### WORKING DATA

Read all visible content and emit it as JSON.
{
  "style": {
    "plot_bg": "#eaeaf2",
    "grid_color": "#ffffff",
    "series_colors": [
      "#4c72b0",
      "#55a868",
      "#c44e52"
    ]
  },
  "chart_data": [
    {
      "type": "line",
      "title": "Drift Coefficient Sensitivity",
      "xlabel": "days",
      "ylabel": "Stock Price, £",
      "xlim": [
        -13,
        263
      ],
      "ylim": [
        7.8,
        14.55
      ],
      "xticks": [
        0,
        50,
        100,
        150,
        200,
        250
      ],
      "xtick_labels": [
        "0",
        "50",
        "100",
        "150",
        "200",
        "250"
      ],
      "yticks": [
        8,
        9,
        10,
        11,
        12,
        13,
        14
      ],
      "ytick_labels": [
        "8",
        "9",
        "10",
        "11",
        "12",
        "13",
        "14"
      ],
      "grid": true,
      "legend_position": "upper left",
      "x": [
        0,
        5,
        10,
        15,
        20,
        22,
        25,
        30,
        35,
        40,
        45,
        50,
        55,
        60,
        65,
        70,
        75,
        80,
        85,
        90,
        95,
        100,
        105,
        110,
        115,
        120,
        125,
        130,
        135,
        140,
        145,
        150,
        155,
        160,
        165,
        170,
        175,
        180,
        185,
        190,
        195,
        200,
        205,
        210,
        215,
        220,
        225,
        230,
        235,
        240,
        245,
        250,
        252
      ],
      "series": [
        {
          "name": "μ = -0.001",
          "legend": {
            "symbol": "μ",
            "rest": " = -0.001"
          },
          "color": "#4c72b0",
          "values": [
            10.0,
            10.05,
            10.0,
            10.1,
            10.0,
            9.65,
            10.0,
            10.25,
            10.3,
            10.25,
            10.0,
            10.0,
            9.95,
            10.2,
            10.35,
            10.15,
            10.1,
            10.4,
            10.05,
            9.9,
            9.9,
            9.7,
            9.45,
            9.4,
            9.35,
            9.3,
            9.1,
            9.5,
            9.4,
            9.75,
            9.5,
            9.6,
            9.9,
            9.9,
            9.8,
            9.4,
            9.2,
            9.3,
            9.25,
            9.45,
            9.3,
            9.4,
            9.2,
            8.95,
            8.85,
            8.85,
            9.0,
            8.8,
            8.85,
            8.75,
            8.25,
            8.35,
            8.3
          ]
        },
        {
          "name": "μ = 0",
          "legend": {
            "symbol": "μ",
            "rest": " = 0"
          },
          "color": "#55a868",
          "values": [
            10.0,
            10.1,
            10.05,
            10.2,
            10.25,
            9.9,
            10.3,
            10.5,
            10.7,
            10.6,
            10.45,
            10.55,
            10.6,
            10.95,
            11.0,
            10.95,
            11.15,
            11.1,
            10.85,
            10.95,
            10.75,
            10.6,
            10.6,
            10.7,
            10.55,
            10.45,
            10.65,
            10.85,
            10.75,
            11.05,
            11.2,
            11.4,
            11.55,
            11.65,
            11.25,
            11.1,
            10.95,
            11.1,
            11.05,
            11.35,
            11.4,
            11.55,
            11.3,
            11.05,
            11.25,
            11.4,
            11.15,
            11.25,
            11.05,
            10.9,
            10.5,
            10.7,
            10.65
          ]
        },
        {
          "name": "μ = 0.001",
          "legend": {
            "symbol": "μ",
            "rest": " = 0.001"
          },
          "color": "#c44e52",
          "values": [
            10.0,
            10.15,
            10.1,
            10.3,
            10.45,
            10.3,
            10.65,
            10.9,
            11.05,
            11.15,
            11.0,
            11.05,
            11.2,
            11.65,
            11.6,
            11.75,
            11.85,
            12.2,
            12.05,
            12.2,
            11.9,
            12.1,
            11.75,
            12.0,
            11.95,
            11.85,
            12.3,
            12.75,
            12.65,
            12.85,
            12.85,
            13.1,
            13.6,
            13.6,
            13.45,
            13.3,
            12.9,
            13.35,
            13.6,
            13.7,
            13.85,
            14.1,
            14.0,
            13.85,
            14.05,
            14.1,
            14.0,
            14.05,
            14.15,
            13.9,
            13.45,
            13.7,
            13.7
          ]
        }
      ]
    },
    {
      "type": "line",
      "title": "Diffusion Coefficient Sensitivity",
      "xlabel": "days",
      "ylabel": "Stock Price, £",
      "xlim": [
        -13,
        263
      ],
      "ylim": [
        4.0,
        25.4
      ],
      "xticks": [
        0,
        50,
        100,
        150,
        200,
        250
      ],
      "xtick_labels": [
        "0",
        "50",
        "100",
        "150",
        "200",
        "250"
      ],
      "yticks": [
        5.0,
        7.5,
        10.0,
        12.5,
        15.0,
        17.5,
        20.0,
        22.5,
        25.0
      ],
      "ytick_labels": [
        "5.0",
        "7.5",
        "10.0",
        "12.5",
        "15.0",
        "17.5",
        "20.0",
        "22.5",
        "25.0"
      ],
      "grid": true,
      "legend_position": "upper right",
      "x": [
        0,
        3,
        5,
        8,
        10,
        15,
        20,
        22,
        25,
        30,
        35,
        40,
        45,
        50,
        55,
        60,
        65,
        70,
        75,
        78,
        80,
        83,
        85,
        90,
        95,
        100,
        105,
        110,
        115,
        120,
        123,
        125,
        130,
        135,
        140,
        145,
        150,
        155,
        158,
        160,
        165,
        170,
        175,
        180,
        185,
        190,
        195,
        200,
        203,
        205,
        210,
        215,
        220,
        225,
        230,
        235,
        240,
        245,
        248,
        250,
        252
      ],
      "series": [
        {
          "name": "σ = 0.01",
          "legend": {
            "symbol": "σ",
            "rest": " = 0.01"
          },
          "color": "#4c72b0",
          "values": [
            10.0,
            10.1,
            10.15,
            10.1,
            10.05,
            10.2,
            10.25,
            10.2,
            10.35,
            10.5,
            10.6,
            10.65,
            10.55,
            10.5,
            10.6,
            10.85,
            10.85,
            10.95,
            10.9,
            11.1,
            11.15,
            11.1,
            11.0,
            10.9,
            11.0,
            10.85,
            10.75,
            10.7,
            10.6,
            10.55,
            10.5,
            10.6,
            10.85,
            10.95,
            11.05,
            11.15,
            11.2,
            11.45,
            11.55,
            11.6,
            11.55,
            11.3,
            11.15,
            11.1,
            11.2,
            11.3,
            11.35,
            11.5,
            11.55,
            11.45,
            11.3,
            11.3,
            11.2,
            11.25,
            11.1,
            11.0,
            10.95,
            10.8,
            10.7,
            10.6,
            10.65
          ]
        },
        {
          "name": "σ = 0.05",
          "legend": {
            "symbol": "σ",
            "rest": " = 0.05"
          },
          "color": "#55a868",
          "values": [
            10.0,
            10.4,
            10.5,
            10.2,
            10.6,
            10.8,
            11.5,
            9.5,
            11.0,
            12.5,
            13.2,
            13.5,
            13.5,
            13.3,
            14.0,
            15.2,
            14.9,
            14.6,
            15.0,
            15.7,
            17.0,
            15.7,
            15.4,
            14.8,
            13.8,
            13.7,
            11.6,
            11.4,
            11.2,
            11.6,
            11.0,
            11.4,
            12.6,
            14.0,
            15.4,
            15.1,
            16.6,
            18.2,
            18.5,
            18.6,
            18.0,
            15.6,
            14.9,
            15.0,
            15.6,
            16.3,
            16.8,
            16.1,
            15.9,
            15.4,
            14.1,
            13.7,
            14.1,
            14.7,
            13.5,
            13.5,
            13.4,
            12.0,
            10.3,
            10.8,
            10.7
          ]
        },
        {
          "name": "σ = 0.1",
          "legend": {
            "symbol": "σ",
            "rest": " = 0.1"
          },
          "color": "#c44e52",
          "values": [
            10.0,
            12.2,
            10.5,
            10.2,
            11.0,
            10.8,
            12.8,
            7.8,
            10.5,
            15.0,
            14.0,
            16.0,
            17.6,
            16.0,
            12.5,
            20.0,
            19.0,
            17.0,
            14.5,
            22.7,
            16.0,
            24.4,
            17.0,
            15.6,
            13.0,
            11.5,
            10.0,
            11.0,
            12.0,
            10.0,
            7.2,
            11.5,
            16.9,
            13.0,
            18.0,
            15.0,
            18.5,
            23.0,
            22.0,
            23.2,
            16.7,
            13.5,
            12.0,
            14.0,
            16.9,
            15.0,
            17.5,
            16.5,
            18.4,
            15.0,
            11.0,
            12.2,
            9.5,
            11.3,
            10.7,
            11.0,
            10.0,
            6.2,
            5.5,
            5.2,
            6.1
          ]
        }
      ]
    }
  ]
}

######

THE PROBLEM ::
Only lines that contain the word "upper" are wanted; copy each of them.

COMPLETE OUTPUT ::
      "legend_position": "upper left",
      "legend_position": "upper right",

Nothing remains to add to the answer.